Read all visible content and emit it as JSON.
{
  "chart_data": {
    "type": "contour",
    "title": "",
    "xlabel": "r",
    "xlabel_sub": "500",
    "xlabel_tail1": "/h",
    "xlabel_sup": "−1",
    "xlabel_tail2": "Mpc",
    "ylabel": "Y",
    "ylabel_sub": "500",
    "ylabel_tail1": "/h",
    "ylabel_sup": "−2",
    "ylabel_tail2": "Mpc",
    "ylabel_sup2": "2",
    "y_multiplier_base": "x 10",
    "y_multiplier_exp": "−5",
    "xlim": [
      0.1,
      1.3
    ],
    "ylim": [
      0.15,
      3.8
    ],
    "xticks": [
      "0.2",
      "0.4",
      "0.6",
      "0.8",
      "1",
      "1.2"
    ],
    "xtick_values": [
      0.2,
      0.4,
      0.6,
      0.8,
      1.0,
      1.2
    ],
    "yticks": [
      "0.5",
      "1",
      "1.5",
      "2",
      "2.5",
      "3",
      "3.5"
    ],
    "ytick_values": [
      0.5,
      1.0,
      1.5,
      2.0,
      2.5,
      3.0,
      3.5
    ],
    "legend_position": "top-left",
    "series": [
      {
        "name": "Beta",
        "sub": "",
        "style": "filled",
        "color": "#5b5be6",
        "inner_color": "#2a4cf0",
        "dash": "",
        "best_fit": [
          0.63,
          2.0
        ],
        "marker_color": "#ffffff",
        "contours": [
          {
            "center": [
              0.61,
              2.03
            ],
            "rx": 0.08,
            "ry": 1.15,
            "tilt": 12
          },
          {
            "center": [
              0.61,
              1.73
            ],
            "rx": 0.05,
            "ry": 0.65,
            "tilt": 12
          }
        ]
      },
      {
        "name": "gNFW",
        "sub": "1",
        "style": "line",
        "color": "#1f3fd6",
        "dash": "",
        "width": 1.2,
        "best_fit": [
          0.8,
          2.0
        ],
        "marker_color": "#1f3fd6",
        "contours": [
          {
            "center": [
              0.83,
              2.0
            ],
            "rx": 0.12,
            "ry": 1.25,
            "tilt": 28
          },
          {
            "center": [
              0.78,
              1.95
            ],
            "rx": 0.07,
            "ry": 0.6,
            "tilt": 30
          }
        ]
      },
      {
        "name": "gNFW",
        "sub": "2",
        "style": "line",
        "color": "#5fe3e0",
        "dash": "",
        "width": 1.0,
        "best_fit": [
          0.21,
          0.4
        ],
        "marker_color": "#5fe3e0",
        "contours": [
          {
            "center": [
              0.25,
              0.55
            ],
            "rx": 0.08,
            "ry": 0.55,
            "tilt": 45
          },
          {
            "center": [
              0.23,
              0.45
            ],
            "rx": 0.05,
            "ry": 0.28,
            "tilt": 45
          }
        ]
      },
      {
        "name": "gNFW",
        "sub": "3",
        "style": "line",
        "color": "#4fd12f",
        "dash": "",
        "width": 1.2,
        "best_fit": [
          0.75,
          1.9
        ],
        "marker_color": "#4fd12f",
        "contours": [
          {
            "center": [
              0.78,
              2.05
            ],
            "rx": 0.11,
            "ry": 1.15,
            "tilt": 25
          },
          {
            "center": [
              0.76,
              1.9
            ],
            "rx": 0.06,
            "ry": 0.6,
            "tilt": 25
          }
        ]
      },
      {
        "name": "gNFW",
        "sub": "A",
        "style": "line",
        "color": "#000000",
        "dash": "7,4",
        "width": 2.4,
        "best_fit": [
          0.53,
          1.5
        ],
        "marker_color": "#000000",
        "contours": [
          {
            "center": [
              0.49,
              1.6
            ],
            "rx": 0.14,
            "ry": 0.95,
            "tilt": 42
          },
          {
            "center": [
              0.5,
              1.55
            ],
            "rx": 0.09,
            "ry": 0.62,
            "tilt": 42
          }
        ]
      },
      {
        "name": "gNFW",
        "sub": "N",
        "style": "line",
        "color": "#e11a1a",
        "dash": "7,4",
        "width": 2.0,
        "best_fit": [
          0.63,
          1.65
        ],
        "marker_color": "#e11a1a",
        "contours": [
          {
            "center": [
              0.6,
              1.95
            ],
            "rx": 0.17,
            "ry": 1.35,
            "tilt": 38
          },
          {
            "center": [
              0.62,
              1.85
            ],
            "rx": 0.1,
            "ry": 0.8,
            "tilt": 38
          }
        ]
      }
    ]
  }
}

Exercise task: Reproduce each entry from the records above, character for character.

Right answer:
Read all visible content and emit it as JSON.
{
  "chart_data": {
    "type": "contour",
    "title": "",
    "xlabel": "r",
    "xlabel_sub": "500",
    "xlabel_tail1": "/h",
    "xlabel_sup": "−1",
    "xlabel_tail2": "Mpc",
    "ylabel": "Y",
    "ylabel_sub": "500",
    "ylabel_tail1": "/h",
    "ylabel_sup": "−2",
    "ylabel_tail2": "Mpc",
    "ylabel_sup2": "2",
    "y_multiplier_base": "x 10",
    "y_multiplier_exp": "−5",
    "xlim": [
      0.1,
      1.3
    ],
    "ylim": [
      0.15,
      3.8
    ],
    "xticks": [
      "0.2",
      "0.4",
      "0.6",
      "0.8",
      "1",
      "1.2"
    ],
    "xtick_values": [
      0.2,
      0.4,
      0.6,
      0.8,
      1.0,
      1.2
    ],
    "yticks": [
      "0.5",
      "1",
      "1.5",
      "2",
      "2.5",
      "3",
      "3.5"
    ],
    "ytick_values": [
      0.5,
      1.0,
      1.5,
      2.0,
      2.5,
      3.0,
      3.5
    ],
    "legend_position": "top-left",
    "series": [
      {
        "name": "Beta",
        "sub": "",
        "style": "filled",
        "color": "#5b5be6",
        "inner_color": "#2a4cf0",
        "dash": "",
        "best_fit": [
          0.63,
          2.0
        ],
        "marker_color": "#ffffff",
        "contours": [
          {
            "center": [
              0.61,
              2.03
            ],
            "rx": 0.08,
            "ry": 1.15,
            "tilt": 12
          },
          {
            "center": [
              0.61,
              1.73
            ],
            "rx": 0.05,
            "ry": 0.65,
            "tilt": 12
          }
        ]
      },
      {
        "name": "gNFW",
        "sub": "1",
        "style": "line",
        "color": "#1f3fd6",
        "dash": "",
        "width": 1.2,
        "best_fit": [
          0.8,
          2.0
        ],
        "marker_color": "#1f3fd6",
        "contours": [
          {
            "center": [
              0.83,
              2.0
            ],
            "rx": 0.12,
            "ry": 1.25,
            "tilt": 28
          },
          {
            "center": [
              0.78,
              1.95
            ],
            "rx": 0.07,
            "ry": 0.6,
            "tilt": 30
          }
        ]
      },
      {
        "name": "gNFW",
        "sub": "2",
        "style": "line",
        "color": "#5fe3e0",
        "dash": "",
        "width": 1.0,
        "best_fit": [
          0.21,
          0.4
        ],
        "marker_color": "#5fe3e0",
        "contours": [
          {
            "center": [
              0.25,
              0.55
            ],
            "rx": 0.08,
            "ry": 0.55,
            "tilt": 45
          },
          {
            "center": [
              0.23,
              0.45
            ],
            "rx": 0.05,
            "ry": 0.28,
            "tilt": 45
          }
        ]
      },
      {
        "name": "gNFW",
        "sub": "3",
        "style": "line",
        "color": "#4fd12f",
        "dash": "",
        "width": 1.2,
        "best_fit": [
          0.75,
          1.9
        ],
        "marker_color": "#4fd12f",
        "contours": [
          {
            "center": [
              0.78,
              2.05
            ],
            "rx": 0.11,
            "ry": 1.15,
            "tilt": 25
          },
          {
            "center": [
              0.76,
              1.9
            ],
            "rx": 0.06,
            "ry": 0.6,
            "tilt": 25
          }
        ]
      },
      {
        "name": "gNFW",
        "sub": "A",
        "style": "line",
        "color": "#000000",
        "dash": "7,4",
        "width": 2.4,
        "best_fit": [
          0.53,
          1.5
        ],
        "marker_color": "#000000",
        "contours": [
          {
            "center": [
              0.49,
              1.6
            ],
            "rx": 0.14,
            "ry": 0.95,
            "tilt": 42
          },
          {
            "center": [
              0.5,
              1.55
            ],
            "rx": 0.09,
            "ry": 0.62,
            "tilt": 42
          }
        ]
      },
      {
        "name": "gNFW",
        "sub": "N",
        "style": "line",
        "color": "#e11a1a",
        "dash": "7,4",
        "width": 2.0,
        "best_fit": [
          0.63,
          1.65
        ],
        "marker_color": "#e11a1a",
        "contours": [
          {
            "center": [
              0.6,
              1.95
            ],
            "rx": 0.17,
            "ry": 1.35,
            "tilt": 38
          },
          {
            "center": [
              0.62,
              1.85
            ],
            "rx": 0.1,
            "ry": 0.8,
            "tilt": 38
          }
        ]
      }
    ]
  }
}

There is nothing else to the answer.